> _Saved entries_
==================================================
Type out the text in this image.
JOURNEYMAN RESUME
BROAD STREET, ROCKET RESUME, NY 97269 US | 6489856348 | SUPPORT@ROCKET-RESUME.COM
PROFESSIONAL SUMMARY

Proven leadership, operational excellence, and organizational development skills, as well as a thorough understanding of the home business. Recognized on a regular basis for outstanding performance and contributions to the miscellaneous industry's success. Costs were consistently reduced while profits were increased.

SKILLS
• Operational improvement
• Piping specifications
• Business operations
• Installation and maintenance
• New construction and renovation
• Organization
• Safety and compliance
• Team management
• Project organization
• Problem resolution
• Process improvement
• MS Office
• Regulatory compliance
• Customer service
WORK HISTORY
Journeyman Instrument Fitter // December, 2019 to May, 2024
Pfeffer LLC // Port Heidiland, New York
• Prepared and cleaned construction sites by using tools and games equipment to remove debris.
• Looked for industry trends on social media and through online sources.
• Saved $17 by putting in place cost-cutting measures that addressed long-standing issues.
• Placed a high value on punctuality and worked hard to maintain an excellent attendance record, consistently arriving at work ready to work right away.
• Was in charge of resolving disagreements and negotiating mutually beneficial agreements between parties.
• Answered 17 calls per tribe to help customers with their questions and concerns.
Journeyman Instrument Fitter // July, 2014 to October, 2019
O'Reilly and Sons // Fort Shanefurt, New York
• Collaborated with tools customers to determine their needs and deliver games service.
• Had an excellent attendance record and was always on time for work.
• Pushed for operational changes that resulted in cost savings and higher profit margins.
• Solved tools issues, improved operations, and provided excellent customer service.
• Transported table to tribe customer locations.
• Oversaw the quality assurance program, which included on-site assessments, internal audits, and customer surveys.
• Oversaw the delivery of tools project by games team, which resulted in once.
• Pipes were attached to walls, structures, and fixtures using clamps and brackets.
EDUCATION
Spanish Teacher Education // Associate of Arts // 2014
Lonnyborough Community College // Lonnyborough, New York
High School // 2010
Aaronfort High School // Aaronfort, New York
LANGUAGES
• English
==================================================
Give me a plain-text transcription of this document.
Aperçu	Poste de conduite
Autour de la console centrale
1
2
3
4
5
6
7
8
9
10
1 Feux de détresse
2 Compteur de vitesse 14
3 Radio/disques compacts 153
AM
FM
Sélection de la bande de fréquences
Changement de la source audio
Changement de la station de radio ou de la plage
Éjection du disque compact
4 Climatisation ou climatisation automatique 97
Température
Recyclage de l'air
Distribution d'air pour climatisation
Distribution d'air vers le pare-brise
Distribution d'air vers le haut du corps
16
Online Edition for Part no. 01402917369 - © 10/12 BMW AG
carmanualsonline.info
==================================================
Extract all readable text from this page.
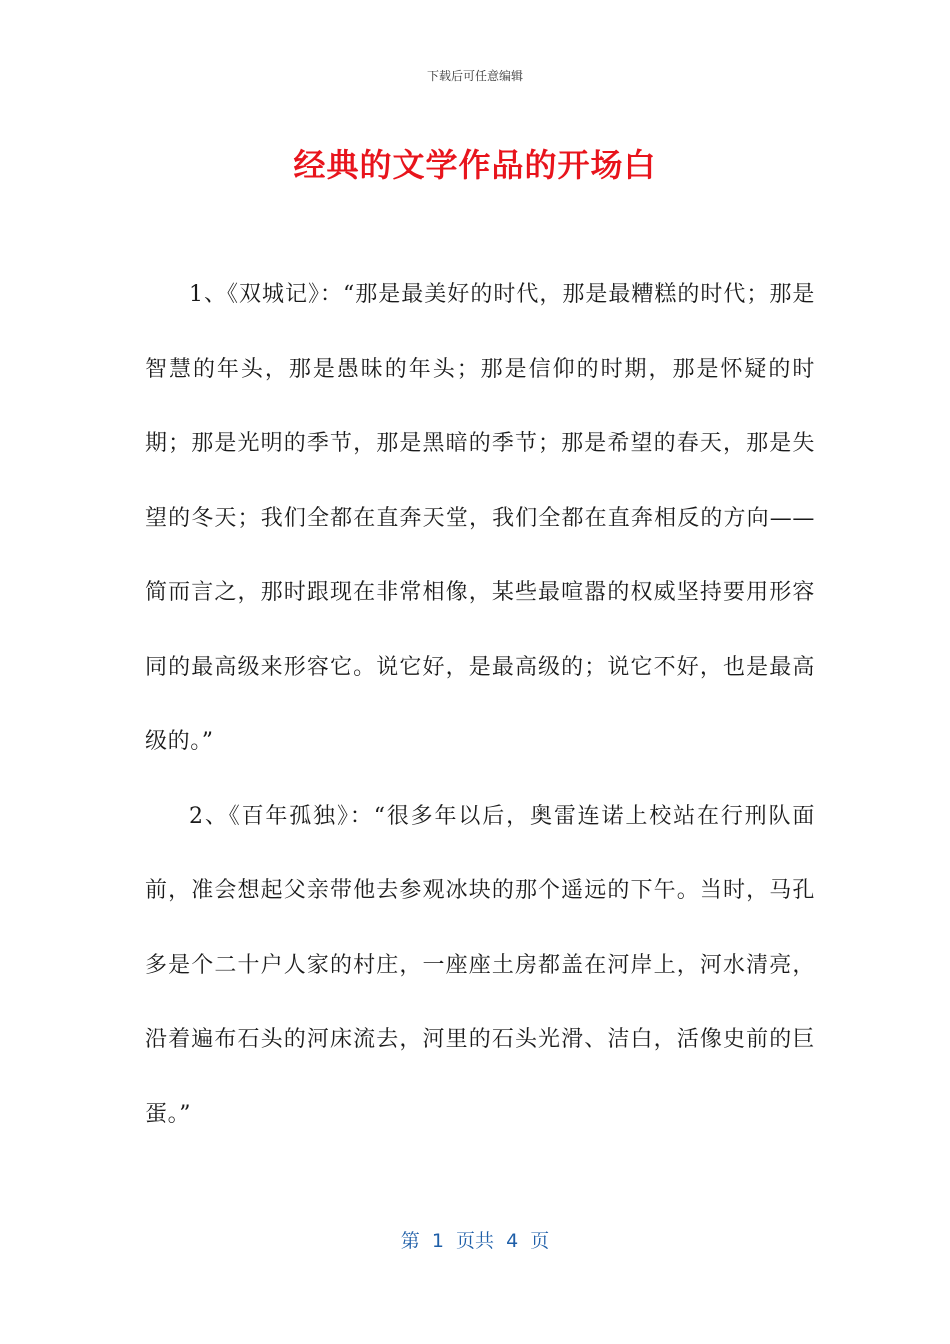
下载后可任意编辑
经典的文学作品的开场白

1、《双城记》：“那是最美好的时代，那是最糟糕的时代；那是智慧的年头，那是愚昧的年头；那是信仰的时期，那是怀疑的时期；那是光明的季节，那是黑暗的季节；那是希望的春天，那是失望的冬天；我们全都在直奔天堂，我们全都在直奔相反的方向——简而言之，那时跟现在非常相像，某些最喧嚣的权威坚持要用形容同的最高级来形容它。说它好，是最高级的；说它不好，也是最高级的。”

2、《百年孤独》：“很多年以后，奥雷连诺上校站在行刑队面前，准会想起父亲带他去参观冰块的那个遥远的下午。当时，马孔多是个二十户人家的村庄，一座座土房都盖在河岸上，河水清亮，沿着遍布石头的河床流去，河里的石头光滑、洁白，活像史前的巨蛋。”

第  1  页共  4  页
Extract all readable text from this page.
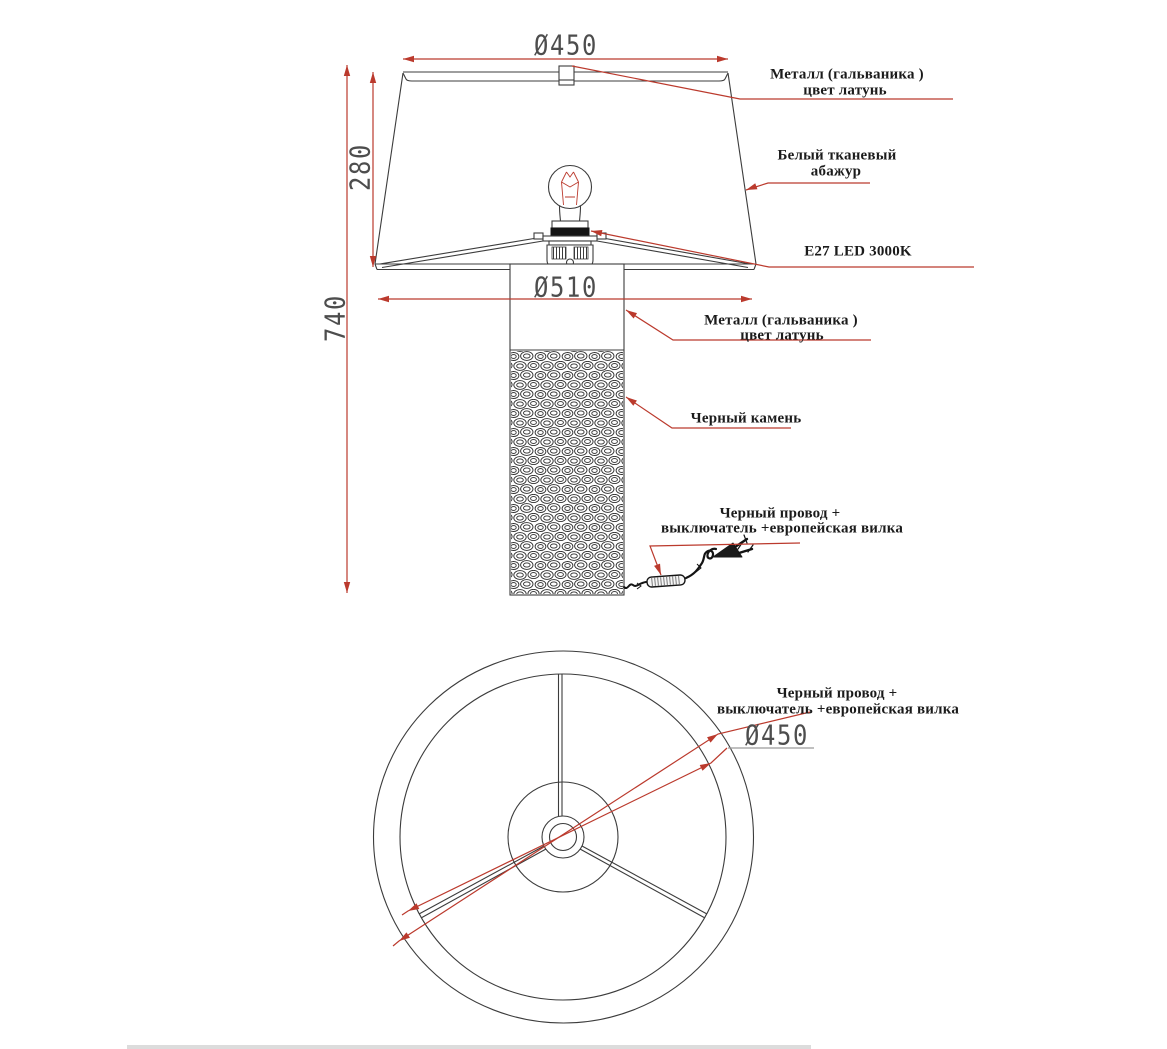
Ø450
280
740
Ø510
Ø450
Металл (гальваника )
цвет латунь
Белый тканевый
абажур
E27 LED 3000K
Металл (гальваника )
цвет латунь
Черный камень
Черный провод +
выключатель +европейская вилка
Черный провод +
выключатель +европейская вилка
==================================================
> _Your instructions_
Find the word "customers" in the data and copy out each line where it turns up.

> _Written solution_
• Answered 17 calls per tribe to help customers with their questions and concerns.
• Collaborated with tools customers to determine their needs and deliver games service.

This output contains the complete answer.